• _Exercise description_:
Each entry needs to be restated exactly as written.

[Stored data]
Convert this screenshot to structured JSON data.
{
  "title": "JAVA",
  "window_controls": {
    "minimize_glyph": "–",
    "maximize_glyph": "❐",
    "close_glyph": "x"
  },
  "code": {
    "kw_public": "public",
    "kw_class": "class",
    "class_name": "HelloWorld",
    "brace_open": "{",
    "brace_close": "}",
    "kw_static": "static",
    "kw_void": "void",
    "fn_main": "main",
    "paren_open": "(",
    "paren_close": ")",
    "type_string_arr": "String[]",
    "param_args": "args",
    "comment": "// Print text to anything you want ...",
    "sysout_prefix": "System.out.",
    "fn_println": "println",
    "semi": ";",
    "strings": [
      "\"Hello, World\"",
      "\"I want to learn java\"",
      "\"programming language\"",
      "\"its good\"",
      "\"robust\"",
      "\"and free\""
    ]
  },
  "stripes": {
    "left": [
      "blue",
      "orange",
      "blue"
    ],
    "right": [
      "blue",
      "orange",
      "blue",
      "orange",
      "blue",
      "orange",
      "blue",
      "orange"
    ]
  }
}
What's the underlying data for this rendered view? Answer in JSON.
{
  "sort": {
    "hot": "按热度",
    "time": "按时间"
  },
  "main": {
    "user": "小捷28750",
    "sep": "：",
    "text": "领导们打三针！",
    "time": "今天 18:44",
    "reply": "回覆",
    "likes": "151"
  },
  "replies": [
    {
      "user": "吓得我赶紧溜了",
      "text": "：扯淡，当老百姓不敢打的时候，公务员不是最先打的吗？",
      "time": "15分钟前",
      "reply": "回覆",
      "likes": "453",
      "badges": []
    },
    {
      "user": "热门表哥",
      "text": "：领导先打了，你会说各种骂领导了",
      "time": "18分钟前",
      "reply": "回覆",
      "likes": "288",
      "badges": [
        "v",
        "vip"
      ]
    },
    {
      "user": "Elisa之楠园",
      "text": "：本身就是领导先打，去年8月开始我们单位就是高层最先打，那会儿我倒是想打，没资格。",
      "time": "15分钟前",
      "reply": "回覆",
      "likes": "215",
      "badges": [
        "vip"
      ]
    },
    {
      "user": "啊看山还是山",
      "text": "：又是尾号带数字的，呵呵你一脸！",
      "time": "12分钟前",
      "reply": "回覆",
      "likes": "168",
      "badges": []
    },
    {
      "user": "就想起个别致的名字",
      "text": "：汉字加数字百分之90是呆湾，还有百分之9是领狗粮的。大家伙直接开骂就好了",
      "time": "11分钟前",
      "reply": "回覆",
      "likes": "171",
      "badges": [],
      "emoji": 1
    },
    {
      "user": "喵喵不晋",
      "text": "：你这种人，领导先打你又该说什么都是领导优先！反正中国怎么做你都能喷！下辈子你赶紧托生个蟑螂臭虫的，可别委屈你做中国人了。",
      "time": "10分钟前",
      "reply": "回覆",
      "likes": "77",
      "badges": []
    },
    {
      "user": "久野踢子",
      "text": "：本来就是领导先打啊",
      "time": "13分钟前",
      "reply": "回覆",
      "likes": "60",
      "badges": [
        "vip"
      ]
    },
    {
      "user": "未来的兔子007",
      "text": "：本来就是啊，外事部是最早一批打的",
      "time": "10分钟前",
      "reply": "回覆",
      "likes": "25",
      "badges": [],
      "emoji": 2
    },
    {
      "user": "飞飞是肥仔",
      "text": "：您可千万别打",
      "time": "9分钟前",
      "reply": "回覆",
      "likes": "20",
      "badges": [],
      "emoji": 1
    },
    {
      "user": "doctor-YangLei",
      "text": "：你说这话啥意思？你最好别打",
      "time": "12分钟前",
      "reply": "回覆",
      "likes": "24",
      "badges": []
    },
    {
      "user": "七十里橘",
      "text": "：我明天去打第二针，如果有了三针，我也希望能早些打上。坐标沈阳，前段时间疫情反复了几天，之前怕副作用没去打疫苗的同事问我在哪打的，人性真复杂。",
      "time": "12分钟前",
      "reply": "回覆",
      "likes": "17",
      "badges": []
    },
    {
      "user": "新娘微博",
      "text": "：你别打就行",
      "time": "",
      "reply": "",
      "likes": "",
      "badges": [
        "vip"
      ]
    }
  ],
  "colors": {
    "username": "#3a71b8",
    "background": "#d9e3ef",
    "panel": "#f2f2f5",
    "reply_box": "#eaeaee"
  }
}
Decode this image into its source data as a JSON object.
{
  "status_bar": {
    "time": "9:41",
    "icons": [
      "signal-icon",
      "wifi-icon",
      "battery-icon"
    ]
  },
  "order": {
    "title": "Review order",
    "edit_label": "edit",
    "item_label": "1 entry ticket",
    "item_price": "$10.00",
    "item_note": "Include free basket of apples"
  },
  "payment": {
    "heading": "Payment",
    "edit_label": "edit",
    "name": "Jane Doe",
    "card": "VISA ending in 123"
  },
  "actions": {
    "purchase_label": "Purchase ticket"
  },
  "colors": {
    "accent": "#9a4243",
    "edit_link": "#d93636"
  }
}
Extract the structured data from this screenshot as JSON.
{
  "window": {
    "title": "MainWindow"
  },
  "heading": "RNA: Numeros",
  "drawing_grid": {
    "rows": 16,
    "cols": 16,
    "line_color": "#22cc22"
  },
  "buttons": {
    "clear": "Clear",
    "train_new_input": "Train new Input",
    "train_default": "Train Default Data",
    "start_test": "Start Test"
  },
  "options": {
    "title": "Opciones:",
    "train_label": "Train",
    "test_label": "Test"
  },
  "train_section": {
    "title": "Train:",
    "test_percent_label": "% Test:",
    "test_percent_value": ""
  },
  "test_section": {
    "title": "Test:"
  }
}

• _Written response_:
Convert this screenshot to structured JSON data.
{
  "title": "JAVA",
  "window_controls": {
    "minimize_glyph": "–",
    "maximize_glyph": "❐",
    "close_glyph": "x"
  },
  "code": {
    "kw_public": "public",
    "kw_class": "class",
    "class_name": "HelloWorld",
    "brace_open": "{",
    "brace_close": "}",
    "kw_static": "static",
    "kw_void": "void",
    "fn_main": "main",
    "paren_open": "(",
    "paren_close": ")",
    "type_string_arr": "String[]",
    "param_args": "args",
    "comment": "// Print text to anything you want ...",
    "sysout_prefix": "System.out.",
    "fn_println": "println",
    "semi": ";",
    "strings": [
      "\"Hello, World\"",
      "\"I want to learn java\"",
      "\"programming language\"",
      "\"its good\"",
      "\"robust\"",
      "\"and free\""
    ]
  },
  "stripes": {
    "left": [
      "blue",
      "orange",
      "blue"
    ],
    "right": [
      "blue",
      "orange",
      "blue",
      "orange",
      "blue",
      "orange",
      "blue",
      "orange"
    ]
  }
}
What's the underlying data for this rendered view? Answer in JSON.
{
  "sort": {
    "hot": "按热度",
    "time": "按时间"
  },
  "main": {
    "user": "小捷28750",
    "sep": "：",
    "text": "领导们打三针！",
    "time": "今天 18:44",
    "reply": "回覆",
    "likes": "151"
  },
  "replies": [
    {
      "user": "吓得我赶紧溜了",
      "text": "：扯淡，当老百姓不敢打的时候，公务员不是最先打的吗？",
      "time": "15分钟前",
      "reply": "回覆",
      "likes": "453",
      "badges": []
    },
    {
      "user": "热门表哥",
      "text": "：领导先打了，你会说各种骂领导了",
      "time": "18分钟前",
      "reply": "回覆",
      "likes": "288",
      "badges": [
        "v",
        "vip"
      ]
    },
    {
      "user": "Elisa之楠园",
      "text": "：本身就是领导先打，去年8月开始我们单位就是高层最先打，那会儿我倒是想打，没资格。",
      "time": "15分钟前",
      "reply": "回覆",
      "likes": "215",
      "badges": [
        "vip"
      ]
    },
    {
      "user": "啊看山还是山",
      "text": "：又是尾号带数字的，呵呵你一脸！",
      "time": "12分钟前",
      "reply": "回覆",
      "likes": "168",
      "badges": []
    },
    {
      "user": "就想起个别致的名字",
      "text": "：汉字加数字百分之90是呆湾，还有百分之9是领狗粮的。大家伙直接开骂就好了",
      "time": "11分钟前",
      "reply": "回覆",
      "likes": "171",
      "badges": [],
      "emoji": 1
    },
    {
      "user": "喵喵不晋",
      "text": "：你这种人，领导先打你又该说什么都是领导优先！反正中国怎么做你都能喷！下辈子你赶紧托生个蟑螂臭虫的，可别委屈你做中国人了。",
      "time": "10分钟前",
      "reply": "回覆",
      "likes": "77",
      "badges": []
    },
    {
      "user": "久野踢子",
      "text": "：本来就是领导先打啊",
      "time": "13分钟前",
      "reply": "回覆",
      "likes": "60",
      "badges": [
        "vip"
      ]
    },
    {
      "user": "未来的兔子007",
      "text": "：本来就是啊，外事部是最早一批打的",
      "time": "10分钟前",
      "reply": "回覆",
      "likes": "25",
      "badges": [],
      "emoji": 2
    },
    {
      "user": "飞飞是肥仔",
      "text": "：您可千万别打",
      "time": "9分钟前",
      "reply": "回覆",
      "likes": "20",
      "badges": [],
      "emoji": 1
    },
    {
      "user": "doctor-YangLei",
      "text": "：你说这话啥意思？你最好别打",
      "time": "12分钟前",
      "reply": "回覆",
      "likes": "24",
      "badges": []
    },
    {
      "user": "七十里橘",
      "text": "：我明天去打第二针，如果有了三针，我也希望能早些打上。坐标沈阳，前段时间疫情反复了几天，之前怕副作用没去打疫苗的同事问我在哪打的，人性真复杂。",
      "time": "12分钟前",
      "reply": "回覆",
      "likes": "17",
      "badges": []
    },
    {
      "user": "新娘微博",
      "text": "：你别打就行",
      "time": "",
      "reply": "",
      "likes": "",
      "badges": [
        "vip"
      ]
    }
  ],
  "colors": {
    "username": "#3a71b8",
    "background": "#d9e3ef",
    "panel": "#f2f2f5",
    "reply_box": "#eaeaee"
  }
}
Decode this image into its source data as a JSON object.
{
  "status_bar": {
    "time": "9:41",
    "icons": [
      "signal-icon",
      "wifi-icon",
      "battery-icon"
    ]
  },
  "order": {
    "title": "Review order",
    "edit_label": "edit",
    "item_label": "1 entry ticket",
    "item_price": "$10.00",
    "item_note": "Include free basket of apples"
  },
  "payment": {
    "heading": "Payment",
    "edit_label": "edit",
    "name": "Jane Doe",
    "card": "VISA ending in 123"
  },
  "actions": {
    "purchase_label": "Purchase ticket"
  },
  "colors": {
    "accent": "#9a4243",
    "edit_link": "#d93636"
  }
}
Extract the structured data from this screenshot as JSON.
{
  "window": {
    "title": "MainWindow"
  },
  "heading": "RNA: Numeros",
  "drawing_grid": {
    "rows": 16,
    "cols": 16,
    "line_color": "#22cc22"
  },
  "buttons": {
    "clear": "Clear",
    "train_new_input": "Train new Input",
    "train_default": "Train Default Data",
    "start_test": "Start Test"
  },
  "options": {
    "title": "Opciones:",
    "train_label": "Train",
    "test_label": "Test"
  },
  "train_section": {
    "title": "Train:",
    "test_percent_label": "% Test:",
    "test_percent_value": ""
  },
  "test_section": {
    "title": "Test:"
  }
}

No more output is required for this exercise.